## TASK DIRECTIONS
Quote the data below in full, please, without altering anything.

## SOURCE MATERIAL
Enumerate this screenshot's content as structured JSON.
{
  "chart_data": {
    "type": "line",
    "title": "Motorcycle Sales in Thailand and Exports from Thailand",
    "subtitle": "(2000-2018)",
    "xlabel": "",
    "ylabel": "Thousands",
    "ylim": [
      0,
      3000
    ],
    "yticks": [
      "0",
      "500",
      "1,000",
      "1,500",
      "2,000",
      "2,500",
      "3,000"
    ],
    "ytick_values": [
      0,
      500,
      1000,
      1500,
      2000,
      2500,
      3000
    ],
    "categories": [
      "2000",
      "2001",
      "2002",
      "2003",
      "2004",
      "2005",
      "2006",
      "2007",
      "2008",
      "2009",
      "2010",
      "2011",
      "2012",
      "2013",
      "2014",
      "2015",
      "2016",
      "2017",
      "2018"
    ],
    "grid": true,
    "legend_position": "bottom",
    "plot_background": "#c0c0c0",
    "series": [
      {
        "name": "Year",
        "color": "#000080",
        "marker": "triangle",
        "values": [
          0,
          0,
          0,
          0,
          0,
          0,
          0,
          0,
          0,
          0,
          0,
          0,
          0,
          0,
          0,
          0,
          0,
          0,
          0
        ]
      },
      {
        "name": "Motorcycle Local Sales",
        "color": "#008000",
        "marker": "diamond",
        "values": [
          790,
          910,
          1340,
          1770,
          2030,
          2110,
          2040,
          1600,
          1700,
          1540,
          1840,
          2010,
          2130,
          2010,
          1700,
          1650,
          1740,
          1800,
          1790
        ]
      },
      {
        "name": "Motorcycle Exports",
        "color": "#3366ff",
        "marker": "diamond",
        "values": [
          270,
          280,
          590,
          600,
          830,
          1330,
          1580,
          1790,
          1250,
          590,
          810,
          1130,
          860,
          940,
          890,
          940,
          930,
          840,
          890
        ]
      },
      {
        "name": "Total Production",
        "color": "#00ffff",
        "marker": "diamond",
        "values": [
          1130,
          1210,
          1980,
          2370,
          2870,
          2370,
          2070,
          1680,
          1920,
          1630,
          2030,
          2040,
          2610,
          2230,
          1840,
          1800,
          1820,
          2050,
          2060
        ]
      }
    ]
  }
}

## EXERCISE RESPONSE
Enumerate this screenshot's content as structured JSON.
{
  "chart_data": {
    "type": "line",
    "title": "Motorcycle Sales in Thailand and Exports from Thailand",
    "subtitle": "(2000-2018)",
    "xlabel": "",
    "ylabel": "Thousands",
    "ylim": [
      0,
      3000
    ],
    "yticks": [
      "0",
      "500",
      "1,000",
      "1,500",
      "2,000",
      "2,500",
      "3,000"
    ],
    "ytick_values": [
      0,
      500,
      1000,
      1500,
      2000,
      2500,
      3000
    ],
    "categories": [
      "2000",
      "2001",
      "2002",
      "2003",
      "2004",
      "2005",
      "2006",
      "2007",
      "2008",
      "2009",
      "2010",
      "2011",
      "2012",
      "2013",
      "2014",
      "2015",
      "2016",
      "2017",
      "2018"
    ],
    "grid": true,
    "legend_position": "bottom",
    "plot_background": "#c0c0c0",
    "series": [
      {
        "name": "Year",
        "color": "#000080",
        "marker": "triangle",
        "values": [
          0,
          0,
          0,
          0,
          0,
          0,
          0,
          0,
          0,
          0,
          0,
          0,
          0,
          0,
          0,
          0,
          0,
          0,
          0
        ]
      },
      {
        "name": "Motorcycle Local Sales",
        "color": "#008000",
        "marker": "diamond",
        "values": [
          790,
          910,
          1340,
          1770,
          2030,
          2110,
          2040,
          1600,
          1700,
          1540,
          1840,
          2010,
          2130,
          2010,
          1700,
          1650,
          1740,
          1800,
          1790
        ]
      },
      {
        "name": "Motorcycle Exports",
        "color": "#3366ff",
        "marker": "diamond",
        "values": [
          270,
          280,
          590,
          600,
          830,
          1330,
          1580,
          1790,
          1250,
          590,
          810,
          1130,
          860,
          940,
          890,
          940,
          930,
          840,
          890
        ]
      },
      {
        "name": "Total Production",
        "color": "#00ffff",
        "marker": "diamond",
        "values": [
          1130,
          1210,
          1980,
          2370,
          2870,
          2370,
          2070,
          1680,
          1920,
          1630,
          2030,
          2040,
          2610,
          2230,
          1840,
          1800,
          1820,
          2050,
          2060
        ]
      }
    ]
  }
}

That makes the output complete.